- [Set problem]:
Return nothing but the lines from the line containing "Read all visible content and emit it as JSON." through the last line of the records, reproduced exactly.

(Stored data)
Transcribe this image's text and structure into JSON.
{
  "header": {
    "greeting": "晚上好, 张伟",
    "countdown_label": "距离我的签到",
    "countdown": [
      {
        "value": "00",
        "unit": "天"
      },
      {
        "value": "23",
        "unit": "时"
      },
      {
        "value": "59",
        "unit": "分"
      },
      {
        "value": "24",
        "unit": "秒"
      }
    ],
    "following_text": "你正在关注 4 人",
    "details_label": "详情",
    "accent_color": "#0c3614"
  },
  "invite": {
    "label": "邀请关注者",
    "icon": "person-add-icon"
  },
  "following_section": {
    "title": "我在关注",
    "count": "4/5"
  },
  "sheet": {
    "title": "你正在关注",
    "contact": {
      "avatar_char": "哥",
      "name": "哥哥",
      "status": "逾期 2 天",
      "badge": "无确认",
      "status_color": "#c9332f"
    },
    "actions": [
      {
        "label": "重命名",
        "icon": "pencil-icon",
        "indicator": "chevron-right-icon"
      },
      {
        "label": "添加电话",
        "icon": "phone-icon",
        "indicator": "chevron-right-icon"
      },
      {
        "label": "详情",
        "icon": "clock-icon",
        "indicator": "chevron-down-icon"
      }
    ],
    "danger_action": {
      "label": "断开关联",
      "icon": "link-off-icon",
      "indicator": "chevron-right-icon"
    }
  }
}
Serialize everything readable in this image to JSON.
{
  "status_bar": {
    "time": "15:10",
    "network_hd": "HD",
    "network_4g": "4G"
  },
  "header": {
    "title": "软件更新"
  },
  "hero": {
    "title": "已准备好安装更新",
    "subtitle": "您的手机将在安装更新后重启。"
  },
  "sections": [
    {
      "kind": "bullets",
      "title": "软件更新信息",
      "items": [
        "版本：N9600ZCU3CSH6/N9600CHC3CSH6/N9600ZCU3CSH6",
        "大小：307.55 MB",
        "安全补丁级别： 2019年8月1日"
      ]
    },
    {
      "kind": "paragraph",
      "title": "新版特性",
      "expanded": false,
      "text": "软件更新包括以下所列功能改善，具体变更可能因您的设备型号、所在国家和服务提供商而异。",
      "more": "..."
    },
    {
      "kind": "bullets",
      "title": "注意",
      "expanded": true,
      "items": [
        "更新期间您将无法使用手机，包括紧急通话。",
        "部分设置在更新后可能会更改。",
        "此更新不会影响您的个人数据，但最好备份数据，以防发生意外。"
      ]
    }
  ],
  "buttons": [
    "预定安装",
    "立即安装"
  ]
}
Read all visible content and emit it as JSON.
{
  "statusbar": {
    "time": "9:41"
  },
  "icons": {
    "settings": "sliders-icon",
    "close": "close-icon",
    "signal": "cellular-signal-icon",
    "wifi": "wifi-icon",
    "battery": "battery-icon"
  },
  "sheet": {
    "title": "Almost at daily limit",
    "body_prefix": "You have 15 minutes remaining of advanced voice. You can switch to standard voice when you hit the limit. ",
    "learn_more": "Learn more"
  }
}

- [Answer]:
Read all visible content and emit it as JSON.
{
  "statusbar": {
    "time": "9:41"
  },
  "icons": {
    "settings": "sliders-icon",
    "close": "close-icon",
    "signal": "cellular-signal-icon",
    "wifi": "wifi-icon",
    "battery": "battery-icon"
  },
  "sheet": {
    "title": "Almost at daily limit",
    "body_prefix": "You have 15 minutes remaining of advanced voice. You can switch to standard voice when you hit the limit. ",
    "learn_more": "Learn more"
  }
}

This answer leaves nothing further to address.